--- Start of RECORDS PROVIDED ---

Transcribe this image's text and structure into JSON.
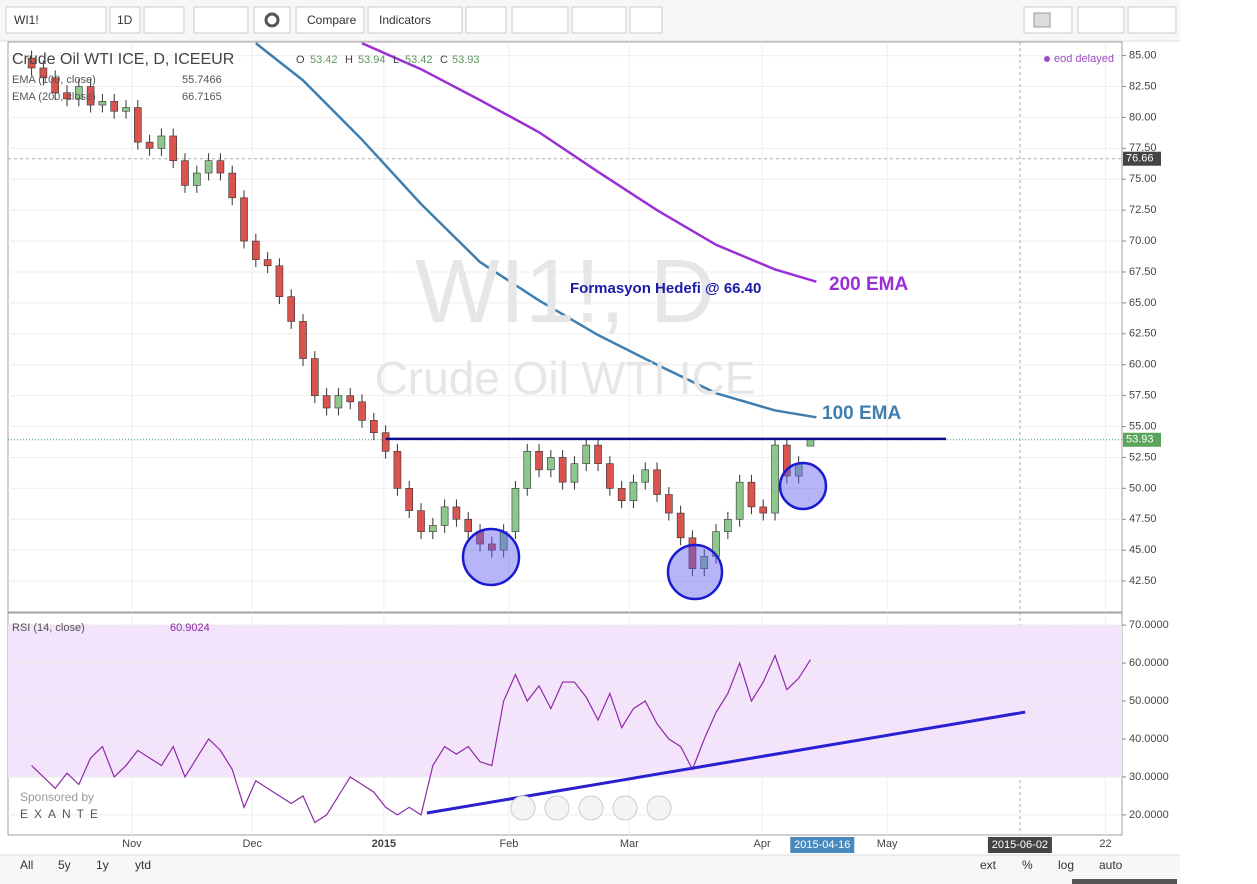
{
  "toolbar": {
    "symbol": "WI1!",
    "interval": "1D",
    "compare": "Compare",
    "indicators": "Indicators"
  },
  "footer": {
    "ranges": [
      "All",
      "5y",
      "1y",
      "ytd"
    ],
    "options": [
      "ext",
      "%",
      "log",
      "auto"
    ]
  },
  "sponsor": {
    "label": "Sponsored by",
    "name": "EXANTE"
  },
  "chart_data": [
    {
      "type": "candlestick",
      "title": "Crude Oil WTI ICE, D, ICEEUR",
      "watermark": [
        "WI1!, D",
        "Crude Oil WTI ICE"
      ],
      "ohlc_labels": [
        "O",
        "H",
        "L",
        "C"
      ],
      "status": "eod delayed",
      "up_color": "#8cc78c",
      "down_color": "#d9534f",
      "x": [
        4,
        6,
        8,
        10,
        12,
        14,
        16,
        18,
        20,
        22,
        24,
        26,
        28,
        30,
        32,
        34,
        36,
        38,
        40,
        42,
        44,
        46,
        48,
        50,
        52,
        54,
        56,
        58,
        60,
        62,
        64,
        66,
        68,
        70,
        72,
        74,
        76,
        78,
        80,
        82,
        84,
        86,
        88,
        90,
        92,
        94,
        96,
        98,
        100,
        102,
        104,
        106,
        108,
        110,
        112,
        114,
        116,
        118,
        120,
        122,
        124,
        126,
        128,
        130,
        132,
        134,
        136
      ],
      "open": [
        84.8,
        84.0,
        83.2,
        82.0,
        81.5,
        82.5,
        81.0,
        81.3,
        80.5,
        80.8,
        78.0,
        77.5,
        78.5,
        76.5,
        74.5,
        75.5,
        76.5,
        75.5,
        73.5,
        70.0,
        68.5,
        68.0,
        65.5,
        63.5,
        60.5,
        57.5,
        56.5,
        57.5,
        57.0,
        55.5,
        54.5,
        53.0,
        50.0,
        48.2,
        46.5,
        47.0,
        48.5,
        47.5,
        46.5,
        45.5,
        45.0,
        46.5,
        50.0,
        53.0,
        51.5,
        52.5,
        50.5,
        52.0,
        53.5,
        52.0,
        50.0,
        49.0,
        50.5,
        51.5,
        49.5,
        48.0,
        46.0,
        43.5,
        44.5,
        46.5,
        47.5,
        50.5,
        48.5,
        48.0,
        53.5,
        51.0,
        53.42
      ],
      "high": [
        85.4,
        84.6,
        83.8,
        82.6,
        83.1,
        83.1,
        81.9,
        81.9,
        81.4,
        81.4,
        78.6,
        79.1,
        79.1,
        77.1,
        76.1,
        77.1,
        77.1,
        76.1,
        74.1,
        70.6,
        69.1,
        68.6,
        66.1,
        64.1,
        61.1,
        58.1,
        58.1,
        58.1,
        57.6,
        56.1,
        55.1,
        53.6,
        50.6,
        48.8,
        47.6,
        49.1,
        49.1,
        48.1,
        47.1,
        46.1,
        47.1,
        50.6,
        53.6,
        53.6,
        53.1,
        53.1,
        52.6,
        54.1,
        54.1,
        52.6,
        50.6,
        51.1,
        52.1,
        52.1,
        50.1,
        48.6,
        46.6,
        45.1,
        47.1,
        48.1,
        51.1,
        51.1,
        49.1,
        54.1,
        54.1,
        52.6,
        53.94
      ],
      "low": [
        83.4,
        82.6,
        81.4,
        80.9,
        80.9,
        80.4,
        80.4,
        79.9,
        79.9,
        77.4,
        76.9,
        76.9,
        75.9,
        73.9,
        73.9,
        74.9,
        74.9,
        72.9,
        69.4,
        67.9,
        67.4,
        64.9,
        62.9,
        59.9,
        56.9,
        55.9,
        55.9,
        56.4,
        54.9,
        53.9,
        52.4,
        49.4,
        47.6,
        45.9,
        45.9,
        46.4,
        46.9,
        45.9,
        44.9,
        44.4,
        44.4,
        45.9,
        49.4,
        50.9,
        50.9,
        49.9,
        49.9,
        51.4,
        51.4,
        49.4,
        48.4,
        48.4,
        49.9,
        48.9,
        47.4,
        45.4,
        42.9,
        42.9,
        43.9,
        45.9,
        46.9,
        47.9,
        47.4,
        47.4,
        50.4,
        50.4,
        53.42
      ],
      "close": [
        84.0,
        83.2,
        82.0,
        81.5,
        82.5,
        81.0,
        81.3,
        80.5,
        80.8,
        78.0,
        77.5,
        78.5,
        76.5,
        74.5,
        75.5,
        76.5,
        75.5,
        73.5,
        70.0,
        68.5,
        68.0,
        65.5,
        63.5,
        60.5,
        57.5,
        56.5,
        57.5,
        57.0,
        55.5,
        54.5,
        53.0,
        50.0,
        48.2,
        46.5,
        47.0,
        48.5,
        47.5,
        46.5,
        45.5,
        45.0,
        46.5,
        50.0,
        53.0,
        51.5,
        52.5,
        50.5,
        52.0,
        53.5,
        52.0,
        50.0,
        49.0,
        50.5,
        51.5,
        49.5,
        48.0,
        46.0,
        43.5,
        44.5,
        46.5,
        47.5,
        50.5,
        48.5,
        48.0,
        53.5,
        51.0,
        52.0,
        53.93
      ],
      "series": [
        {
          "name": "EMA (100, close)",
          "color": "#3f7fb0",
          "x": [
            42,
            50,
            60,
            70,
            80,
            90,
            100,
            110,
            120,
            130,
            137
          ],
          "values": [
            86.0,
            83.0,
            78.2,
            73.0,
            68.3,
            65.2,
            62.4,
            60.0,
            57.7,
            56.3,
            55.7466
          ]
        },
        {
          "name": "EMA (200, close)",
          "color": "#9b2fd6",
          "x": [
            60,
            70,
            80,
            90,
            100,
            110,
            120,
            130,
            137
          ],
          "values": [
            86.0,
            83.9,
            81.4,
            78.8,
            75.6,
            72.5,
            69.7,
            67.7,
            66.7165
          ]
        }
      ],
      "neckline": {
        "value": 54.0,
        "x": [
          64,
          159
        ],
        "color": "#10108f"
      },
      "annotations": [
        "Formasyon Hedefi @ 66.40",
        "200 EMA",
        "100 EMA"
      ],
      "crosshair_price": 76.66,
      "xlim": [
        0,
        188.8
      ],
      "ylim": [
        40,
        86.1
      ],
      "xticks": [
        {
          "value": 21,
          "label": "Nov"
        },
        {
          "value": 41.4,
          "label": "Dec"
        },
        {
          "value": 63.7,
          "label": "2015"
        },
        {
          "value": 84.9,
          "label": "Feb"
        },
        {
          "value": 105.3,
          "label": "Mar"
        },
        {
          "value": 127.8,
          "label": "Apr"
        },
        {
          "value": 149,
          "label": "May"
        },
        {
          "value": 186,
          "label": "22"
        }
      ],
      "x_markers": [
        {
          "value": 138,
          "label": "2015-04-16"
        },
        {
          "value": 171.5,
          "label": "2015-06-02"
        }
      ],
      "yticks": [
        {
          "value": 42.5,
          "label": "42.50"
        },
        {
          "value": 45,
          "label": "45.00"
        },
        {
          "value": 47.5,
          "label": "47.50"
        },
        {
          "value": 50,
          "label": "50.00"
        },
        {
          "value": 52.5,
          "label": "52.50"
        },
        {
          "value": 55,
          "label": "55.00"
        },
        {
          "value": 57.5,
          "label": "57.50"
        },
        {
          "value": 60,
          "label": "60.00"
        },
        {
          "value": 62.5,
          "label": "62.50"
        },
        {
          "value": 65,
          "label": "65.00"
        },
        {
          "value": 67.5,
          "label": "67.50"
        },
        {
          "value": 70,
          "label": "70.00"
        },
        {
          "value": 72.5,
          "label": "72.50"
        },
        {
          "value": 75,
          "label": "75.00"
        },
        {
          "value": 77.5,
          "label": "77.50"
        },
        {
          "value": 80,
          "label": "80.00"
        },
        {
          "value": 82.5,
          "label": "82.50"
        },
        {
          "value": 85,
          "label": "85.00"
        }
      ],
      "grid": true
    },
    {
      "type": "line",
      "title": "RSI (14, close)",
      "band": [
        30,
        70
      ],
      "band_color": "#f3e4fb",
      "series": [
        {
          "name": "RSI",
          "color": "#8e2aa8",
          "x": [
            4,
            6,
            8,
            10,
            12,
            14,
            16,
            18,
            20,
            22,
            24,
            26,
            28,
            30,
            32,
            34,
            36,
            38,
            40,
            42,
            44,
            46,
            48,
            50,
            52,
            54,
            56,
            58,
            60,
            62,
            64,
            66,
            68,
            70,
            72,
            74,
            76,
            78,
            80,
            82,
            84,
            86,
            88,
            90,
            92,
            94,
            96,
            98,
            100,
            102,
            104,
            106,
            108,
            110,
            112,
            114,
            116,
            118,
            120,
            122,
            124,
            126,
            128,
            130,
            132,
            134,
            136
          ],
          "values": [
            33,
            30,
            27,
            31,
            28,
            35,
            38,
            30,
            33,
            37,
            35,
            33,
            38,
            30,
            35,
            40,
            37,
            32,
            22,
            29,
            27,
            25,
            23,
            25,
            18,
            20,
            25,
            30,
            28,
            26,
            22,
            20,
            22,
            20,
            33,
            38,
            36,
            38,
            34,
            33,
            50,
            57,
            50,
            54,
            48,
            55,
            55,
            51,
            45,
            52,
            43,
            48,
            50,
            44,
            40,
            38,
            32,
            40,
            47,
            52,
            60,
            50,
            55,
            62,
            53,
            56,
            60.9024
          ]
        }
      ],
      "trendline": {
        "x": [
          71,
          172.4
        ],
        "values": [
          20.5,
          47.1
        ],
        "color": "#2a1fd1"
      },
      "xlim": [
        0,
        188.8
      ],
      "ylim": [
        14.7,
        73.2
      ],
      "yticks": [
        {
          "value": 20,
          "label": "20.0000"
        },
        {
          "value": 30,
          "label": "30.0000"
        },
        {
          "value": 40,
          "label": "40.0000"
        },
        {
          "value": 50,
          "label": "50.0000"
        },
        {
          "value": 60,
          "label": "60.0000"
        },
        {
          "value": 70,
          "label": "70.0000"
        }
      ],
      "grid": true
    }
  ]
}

--- End of RECORDS PROVIDED ---

*WHAT YOU WILL DO*. Write out every line of the preceding listing that contains "title".

*TASK OUTPUT*.
      "title": "Crude Oil WTI ICE, D, ICEEUR",
      "title": "RSI (14, close)",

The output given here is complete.